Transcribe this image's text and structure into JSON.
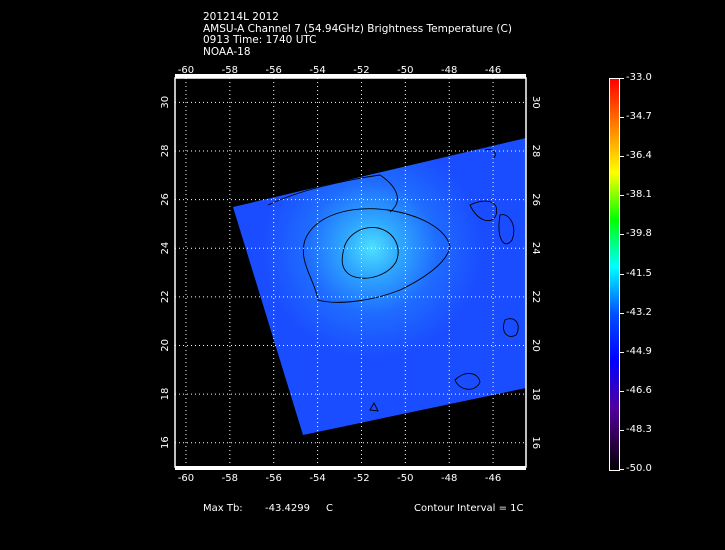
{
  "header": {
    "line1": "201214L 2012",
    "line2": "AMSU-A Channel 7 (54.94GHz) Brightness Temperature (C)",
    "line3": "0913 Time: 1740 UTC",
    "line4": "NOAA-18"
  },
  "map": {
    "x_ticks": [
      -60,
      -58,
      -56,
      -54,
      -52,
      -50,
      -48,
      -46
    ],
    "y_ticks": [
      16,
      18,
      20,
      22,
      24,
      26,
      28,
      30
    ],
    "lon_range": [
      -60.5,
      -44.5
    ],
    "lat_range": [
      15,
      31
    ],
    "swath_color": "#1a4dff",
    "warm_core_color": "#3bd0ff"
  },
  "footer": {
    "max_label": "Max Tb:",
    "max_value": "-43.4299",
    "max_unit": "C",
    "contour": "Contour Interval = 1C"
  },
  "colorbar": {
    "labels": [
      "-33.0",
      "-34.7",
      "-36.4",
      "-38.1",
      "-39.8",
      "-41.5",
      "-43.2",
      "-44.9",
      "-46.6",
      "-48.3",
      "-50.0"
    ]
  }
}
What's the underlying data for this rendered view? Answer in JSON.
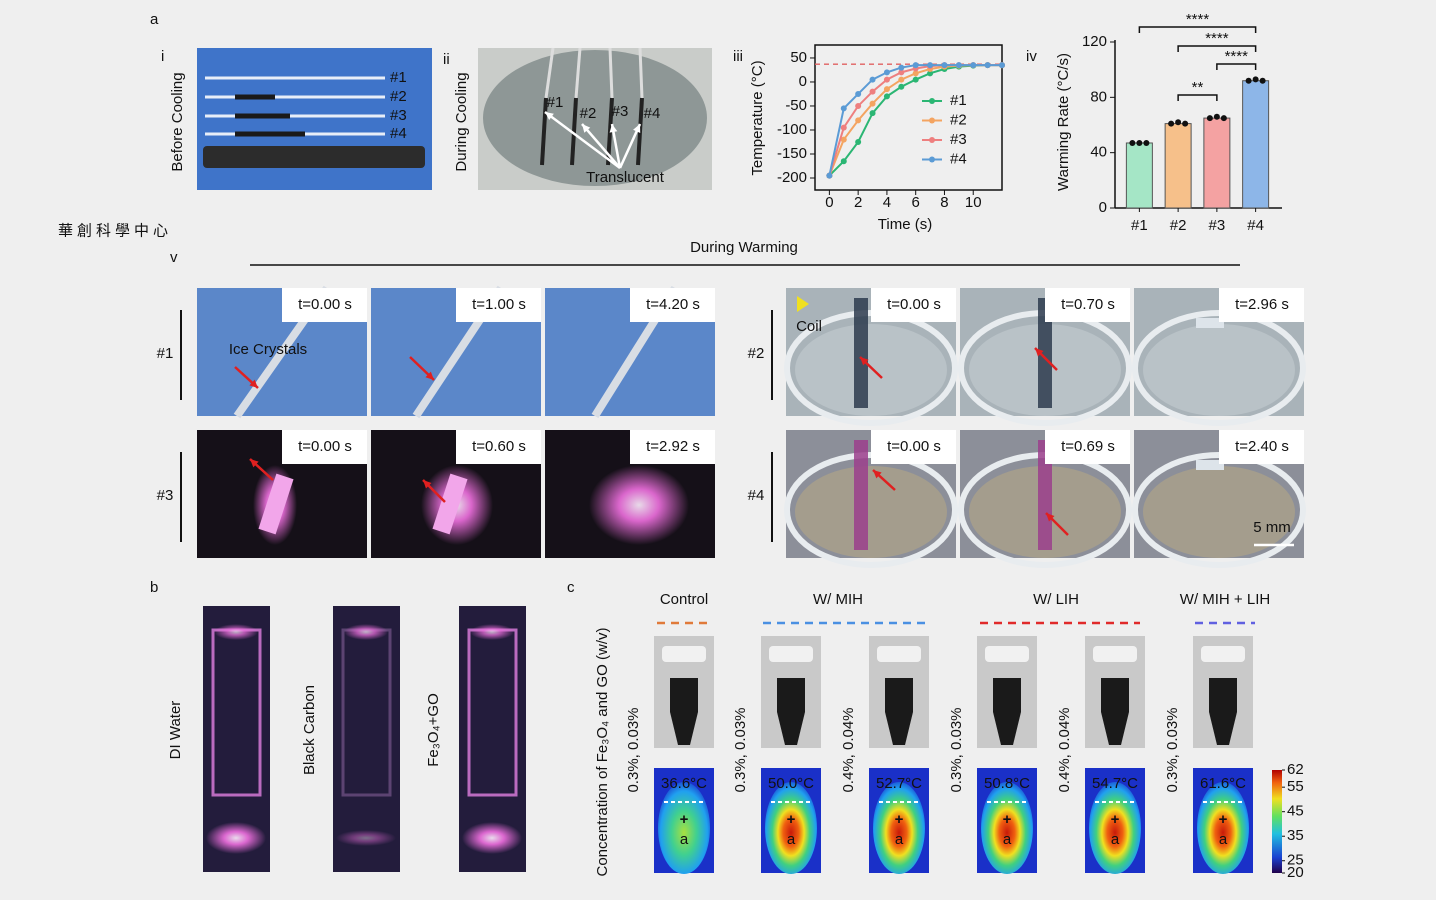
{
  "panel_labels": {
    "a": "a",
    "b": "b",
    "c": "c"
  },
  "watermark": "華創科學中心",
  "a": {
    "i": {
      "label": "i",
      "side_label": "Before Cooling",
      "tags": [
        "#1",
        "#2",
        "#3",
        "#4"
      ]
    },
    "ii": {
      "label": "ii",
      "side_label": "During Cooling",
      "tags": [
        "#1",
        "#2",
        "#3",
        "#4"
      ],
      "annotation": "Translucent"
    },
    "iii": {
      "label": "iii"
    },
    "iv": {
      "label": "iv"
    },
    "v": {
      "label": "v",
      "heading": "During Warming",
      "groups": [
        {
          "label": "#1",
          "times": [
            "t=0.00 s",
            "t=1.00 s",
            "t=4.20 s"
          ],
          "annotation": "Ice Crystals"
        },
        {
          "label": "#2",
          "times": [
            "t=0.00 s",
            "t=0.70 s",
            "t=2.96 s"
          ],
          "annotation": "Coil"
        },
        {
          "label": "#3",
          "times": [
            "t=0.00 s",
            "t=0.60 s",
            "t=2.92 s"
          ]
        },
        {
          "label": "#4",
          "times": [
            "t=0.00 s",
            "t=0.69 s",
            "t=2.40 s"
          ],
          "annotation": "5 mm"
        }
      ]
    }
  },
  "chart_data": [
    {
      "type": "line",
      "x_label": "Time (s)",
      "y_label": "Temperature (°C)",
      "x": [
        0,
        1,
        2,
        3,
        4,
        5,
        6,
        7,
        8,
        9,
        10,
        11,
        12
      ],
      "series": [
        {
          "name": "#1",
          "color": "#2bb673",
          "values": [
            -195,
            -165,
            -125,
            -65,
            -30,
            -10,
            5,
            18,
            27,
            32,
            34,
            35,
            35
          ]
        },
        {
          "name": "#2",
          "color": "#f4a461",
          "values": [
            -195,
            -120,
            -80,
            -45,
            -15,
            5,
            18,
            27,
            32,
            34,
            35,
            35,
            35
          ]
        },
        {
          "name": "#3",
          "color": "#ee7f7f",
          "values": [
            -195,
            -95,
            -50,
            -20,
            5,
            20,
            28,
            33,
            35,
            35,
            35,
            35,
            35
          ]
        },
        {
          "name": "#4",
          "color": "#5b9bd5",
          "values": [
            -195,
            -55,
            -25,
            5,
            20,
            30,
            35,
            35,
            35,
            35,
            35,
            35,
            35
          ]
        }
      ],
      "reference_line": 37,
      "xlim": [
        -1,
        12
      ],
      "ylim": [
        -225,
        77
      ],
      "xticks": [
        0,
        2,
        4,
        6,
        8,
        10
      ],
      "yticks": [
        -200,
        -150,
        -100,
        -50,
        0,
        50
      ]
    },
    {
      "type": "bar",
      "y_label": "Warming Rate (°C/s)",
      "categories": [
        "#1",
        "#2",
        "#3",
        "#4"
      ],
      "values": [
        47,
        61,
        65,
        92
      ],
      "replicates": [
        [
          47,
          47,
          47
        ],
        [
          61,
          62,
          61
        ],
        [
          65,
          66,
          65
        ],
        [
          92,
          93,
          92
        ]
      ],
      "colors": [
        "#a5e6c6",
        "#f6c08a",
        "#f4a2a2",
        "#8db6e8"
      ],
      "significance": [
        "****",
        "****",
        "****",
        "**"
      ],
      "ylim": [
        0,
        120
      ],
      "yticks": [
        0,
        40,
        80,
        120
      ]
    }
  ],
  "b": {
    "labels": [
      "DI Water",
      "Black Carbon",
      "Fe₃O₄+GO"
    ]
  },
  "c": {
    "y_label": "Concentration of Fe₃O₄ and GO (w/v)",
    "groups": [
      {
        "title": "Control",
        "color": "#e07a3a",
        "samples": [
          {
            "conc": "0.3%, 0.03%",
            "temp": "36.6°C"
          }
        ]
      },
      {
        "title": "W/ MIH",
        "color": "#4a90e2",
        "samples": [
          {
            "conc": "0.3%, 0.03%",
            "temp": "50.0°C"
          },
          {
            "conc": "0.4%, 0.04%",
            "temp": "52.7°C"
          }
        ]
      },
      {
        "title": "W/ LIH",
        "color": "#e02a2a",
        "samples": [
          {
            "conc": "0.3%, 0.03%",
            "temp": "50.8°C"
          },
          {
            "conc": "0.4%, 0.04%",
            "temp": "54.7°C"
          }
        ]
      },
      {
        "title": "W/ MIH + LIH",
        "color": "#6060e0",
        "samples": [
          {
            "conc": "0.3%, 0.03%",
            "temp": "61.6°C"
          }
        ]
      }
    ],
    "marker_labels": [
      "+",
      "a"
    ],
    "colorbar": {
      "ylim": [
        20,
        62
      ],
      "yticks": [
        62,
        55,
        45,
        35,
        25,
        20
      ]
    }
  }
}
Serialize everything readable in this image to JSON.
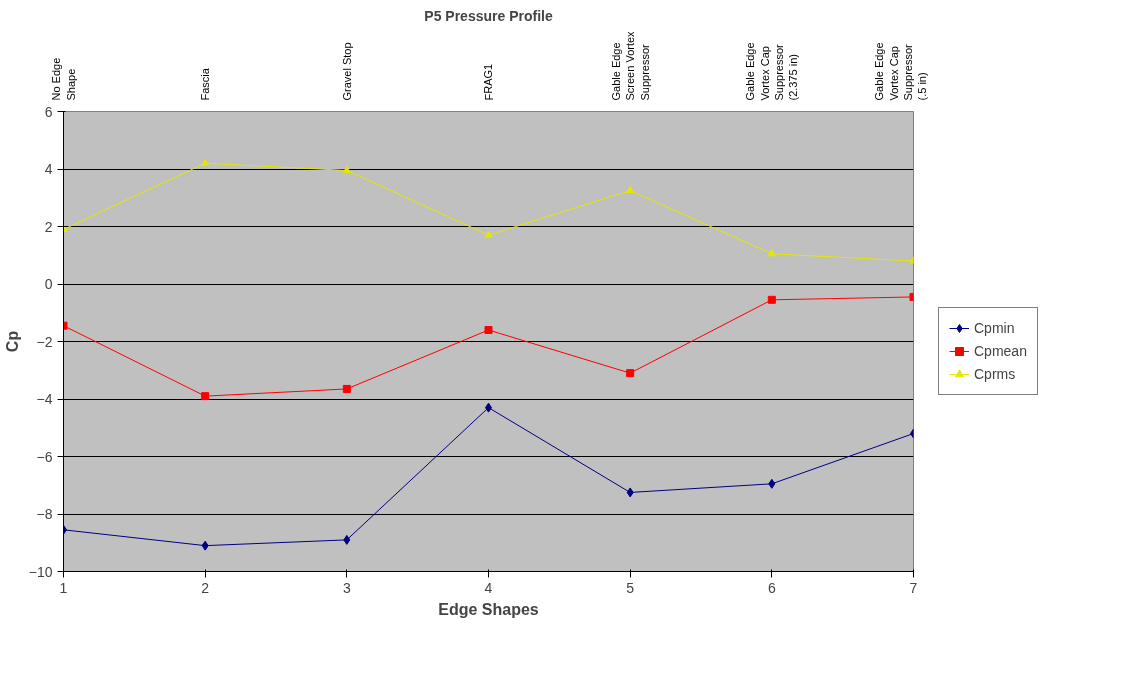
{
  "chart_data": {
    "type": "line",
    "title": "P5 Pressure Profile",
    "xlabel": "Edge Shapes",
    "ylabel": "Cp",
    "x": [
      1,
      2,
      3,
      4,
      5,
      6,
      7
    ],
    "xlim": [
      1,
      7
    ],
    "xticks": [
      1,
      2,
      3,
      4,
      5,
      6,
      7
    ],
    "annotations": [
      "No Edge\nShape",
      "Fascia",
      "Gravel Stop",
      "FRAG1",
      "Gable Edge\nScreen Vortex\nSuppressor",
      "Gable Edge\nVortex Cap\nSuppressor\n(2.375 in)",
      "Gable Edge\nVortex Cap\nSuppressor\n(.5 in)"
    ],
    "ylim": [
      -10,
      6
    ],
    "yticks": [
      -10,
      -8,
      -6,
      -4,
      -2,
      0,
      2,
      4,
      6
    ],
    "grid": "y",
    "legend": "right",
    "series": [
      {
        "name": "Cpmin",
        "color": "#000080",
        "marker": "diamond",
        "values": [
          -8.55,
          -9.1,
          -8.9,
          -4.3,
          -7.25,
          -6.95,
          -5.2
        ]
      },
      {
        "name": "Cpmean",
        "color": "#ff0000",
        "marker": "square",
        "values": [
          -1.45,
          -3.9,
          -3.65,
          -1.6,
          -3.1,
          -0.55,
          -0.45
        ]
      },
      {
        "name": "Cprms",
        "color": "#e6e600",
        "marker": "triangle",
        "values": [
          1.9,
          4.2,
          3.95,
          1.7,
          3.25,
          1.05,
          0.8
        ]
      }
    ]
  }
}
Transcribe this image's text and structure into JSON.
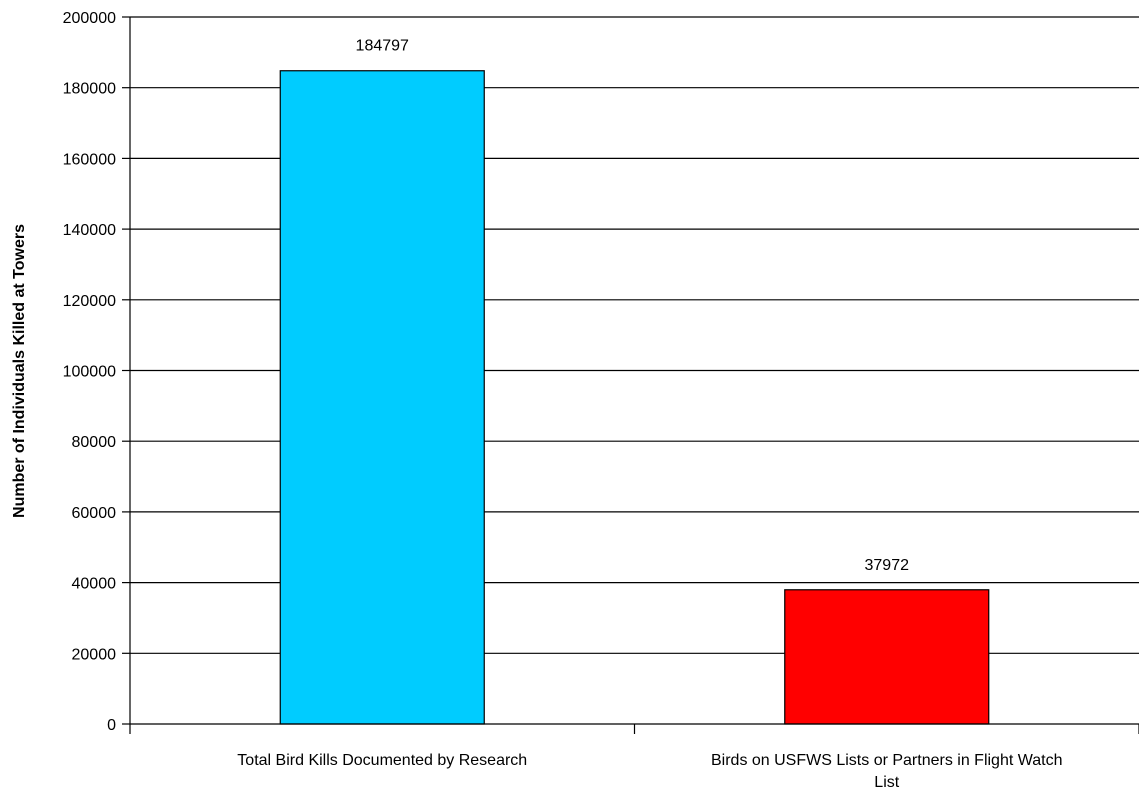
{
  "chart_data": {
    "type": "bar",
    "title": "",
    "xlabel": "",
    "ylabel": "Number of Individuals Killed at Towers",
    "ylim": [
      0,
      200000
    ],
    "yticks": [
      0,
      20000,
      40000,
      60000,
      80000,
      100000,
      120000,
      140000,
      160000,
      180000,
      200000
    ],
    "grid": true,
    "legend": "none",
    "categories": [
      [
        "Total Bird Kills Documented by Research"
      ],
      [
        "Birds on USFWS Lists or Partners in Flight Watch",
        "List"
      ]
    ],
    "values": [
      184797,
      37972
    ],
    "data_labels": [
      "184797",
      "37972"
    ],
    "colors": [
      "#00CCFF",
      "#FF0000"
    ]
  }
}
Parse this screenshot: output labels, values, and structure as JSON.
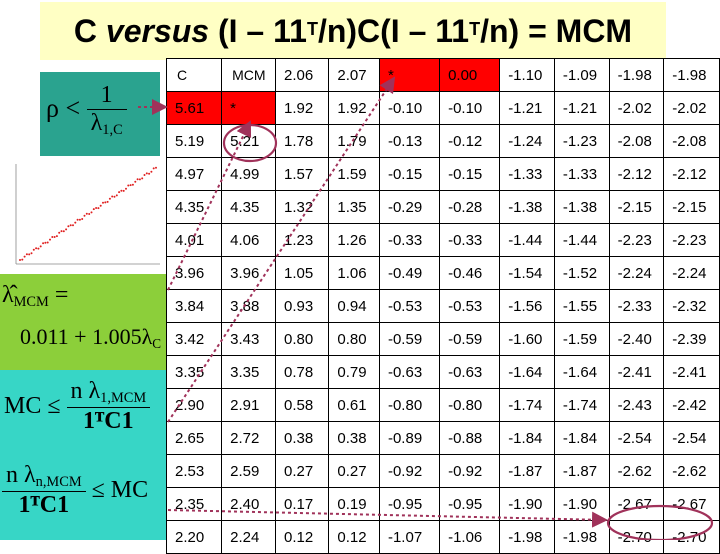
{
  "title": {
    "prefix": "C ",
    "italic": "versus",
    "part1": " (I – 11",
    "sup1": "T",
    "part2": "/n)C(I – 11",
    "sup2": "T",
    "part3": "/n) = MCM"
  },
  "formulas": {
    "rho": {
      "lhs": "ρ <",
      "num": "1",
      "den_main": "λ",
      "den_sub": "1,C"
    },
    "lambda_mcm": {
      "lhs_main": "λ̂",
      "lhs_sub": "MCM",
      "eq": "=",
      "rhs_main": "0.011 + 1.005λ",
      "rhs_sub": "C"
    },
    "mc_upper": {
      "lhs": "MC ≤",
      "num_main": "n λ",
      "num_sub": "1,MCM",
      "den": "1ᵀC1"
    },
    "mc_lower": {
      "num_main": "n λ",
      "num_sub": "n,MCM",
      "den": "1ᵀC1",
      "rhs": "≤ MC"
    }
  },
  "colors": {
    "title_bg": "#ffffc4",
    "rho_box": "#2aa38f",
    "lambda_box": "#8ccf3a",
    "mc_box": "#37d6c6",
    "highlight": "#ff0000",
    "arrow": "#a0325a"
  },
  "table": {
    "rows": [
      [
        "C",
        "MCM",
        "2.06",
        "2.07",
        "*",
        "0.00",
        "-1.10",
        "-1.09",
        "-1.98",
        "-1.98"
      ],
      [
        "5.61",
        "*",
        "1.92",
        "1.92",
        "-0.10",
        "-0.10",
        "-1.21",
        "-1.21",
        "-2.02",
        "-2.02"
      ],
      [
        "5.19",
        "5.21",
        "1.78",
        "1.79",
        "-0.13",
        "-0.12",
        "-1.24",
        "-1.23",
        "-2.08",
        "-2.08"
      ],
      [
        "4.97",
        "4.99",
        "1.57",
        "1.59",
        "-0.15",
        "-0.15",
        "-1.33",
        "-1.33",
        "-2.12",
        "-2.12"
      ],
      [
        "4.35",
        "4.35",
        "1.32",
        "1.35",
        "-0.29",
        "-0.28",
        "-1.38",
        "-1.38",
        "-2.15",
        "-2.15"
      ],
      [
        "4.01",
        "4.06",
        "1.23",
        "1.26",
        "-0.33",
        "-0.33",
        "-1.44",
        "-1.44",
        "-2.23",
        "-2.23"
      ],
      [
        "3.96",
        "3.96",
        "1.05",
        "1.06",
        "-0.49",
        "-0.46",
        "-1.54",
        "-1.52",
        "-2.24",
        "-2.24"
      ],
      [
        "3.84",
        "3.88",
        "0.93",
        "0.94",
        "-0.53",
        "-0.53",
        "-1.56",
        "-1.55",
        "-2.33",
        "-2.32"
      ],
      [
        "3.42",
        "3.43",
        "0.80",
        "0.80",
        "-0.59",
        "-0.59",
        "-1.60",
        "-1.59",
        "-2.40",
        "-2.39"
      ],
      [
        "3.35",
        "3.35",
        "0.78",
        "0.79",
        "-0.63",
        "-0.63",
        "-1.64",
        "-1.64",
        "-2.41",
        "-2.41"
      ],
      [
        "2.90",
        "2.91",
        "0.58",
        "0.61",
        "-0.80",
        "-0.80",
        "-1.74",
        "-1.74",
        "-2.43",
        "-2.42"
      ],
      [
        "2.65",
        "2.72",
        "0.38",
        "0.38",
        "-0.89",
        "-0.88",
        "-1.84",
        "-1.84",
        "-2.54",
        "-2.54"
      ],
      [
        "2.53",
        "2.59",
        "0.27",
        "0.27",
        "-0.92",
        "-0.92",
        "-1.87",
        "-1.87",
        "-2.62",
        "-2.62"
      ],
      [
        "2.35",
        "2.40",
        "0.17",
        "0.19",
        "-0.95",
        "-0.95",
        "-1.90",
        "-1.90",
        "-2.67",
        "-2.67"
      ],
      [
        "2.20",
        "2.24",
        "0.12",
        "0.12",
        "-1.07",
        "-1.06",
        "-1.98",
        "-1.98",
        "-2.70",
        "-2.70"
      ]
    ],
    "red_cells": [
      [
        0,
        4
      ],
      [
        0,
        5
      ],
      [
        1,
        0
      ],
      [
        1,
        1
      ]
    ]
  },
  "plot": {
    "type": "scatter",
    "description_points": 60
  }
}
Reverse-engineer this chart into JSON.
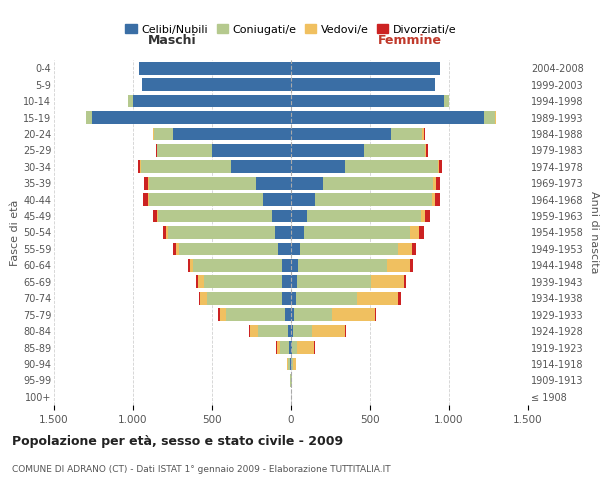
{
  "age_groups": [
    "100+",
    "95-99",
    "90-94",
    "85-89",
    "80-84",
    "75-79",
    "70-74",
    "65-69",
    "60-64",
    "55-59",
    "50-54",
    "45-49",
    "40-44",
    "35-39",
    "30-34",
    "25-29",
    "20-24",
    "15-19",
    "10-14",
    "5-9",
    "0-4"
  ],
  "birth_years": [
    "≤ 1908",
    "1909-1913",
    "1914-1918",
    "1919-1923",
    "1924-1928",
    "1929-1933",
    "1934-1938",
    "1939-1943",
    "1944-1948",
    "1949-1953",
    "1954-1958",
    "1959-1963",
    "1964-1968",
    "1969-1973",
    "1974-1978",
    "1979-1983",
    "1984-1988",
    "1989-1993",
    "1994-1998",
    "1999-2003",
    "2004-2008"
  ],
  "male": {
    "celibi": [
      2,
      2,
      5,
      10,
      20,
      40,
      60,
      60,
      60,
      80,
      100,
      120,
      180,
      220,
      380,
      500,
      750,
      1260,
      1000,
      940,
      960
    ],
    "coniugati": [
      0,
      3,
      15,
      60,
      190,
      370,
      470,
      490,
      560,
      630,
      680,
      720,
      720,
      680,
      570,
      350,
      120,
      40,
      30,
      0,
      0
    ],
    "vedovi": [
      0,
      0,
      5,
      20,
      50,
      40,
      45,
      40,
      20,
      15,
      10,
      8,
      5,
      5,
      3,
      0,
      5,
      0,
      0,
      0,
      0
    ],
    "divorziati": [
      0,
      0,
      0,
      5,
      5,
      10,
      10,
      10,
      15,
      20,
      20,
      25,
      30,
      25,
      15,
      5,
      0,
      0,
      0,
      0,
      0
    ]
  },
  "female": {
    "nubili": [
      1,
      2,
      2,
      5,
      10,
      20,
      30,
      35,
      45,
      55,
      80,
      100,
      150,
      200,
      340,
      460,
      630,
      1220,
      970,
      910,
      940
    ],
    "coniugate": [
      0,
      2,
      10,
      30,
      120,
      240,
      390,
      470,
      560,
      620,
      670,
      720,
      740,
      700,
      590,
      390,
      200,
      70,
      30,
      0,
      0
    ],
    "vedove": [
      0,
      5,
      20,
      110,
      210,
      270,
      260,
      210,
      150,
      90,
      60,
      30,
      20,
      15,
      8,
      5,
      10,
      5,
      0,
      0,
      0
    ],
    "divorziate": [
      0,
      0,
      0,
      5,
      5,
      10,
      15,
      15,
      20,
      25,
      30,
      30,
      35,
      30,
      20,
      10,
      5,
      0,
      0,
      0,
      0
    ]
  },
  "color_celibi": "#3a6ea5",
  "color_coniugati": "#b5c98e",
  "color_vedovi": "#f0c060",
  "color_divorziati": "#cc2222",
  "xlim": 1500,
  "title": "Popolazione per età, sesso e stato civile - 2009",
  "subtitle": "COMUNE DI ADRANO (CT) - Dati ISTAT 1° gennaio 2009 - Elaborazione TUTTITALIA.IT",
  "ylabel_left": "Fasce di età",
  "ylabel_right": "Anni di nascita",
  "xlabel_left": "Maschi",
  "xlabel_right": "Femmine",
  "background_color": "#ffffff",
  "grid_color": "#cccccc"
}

_Challenge_
Select and copy every line of the listing with the word "Cooling".

_Expected output_
      "side_label": "Before Cooling",
      "side_label": "During Cooling",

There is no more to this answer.